[Dataset excerpts]
• • • •
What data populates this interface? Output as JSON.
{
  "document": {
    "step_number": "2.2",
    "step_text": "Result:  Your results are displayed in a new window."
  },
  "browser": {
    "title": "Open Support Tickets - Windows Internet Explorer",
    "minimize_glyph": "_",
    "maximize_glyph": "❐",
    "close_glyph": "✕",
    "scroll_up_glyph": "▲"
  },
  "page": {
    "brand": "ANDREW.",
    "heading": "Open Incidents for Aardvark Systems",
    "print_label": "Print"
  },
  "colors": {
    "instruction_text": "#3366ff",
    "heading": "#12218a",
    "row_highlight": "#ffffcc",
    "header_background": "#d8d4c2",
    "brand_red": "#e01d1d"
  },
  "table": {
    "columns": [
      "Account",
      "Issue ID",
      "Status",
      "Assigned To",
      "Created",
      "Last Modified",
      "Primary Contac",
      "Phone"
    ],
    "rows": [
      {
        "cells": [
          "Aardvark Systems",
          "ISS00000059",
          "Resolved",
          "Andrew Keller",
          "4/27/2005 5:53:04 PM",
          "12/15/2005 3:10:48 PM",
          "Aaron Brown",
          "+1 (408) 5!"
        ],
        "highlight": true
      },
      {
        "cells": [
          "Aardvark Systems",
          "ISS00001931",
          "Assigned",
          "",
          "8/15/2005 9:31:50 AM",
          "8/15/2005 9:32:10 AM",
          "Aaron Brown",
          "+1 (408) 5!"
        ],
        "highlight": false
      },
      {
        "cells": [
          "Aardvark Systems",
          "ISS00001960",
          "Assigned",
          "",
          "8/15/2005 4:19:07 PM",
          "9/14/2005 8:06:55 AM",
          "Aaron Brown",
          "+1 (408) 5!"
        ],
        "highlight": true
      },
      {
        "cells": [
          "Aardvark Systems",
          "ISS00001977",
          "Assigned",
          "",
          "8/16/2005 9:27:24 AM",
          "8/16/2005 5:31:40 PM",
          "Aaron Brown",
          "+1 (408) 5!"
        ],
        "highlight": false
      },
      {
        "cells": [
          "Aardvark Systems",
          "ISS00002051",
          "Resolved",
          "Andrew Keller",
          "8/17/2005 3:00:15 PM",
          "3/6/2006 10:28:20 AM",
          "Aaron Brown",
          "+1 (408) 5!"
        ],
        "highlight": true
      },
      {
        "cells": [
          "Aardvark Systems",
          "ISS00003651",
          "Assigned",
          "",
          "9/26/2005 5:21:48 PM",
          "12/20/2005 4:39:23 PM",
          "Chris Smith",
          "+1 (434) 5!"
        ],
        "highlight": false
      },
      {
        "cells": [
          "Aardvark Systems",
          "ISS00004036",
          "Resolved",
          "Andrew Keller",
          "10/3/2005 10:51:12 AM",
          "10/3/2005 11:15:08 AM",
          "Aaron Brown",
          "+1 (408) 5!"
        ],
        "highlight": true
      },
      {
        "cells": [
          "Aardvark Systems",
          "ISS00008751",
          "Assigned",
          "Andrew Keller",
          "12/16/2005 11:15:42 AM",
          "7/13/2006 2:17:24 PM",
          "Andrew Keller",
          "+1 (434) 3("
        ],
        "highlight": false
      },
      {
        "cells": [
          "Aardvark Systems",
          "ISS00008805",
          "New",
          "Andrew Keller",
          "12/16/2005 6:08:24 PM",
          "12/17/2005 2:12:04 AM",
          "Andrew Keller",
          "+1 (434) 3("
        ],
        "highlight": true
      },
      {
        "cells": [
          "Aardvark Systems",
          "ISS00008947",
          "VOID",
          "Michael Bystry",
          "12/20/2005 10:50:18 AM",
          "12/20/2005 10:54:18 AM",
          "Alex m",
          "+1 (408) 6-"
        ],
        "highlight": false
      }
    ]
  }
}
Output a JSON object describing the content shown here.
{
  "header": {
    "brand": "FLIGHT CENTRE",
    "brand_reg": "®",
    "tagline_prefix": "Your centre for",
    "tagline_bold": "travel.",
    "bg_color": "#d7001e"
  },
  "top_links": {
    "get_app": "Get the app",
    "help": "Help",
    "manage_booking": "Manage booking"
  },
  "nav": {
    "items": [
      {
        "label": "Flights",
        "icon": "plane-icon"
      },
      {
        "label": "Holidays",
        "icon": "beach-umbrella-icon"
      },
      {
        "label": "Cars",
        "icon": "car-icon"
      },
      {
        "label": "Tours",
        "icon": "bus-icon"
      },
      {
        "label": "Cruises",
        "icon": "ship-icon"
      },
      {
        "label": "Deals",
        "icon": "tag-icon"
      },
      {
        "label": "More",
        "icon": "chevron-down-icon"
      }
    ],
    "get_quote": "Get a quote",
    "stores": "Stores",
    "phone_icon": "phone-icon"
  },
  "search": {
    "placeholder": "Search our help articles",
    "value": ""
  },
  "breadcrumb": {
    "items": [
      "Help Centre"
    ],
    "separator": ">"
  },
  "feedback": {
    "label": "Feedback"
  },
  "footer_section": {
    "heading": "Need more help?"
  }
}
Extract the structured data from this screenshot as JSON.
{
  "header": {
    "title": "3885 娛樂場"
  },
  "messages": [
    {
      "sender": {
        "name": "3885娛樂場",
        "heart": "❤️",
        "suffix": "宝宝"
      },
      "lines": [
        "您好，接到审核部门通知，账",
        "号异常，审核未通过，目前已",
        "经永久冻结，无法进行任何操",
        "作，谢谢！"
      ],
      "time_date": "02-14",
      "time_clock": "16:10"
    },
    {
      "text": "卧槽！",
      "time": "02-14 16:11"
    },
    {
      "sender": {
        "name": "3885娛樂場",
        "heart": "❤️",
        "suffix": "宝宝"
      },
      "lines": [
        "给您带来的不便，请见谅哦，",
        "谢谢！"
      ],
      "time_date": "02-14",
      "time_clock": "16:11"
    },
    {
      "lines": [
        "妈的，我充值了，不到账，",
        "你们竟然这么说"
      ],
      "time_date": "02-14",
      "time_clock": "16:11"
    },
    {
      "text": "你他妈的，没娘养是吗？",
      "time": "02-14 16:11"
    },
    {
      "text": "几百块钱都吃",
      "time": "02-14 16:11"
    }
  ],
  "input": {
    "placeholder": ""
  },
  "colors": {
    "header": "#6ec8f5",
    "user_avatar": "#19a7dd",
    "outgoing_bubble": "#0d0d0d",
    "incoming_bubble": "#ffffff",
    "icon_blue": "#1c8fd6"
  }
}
• • • •
◆ What you have to do:
Count the lines of the listing above that include the word "Output" and state the total with nothing else.

◆ The answer:
2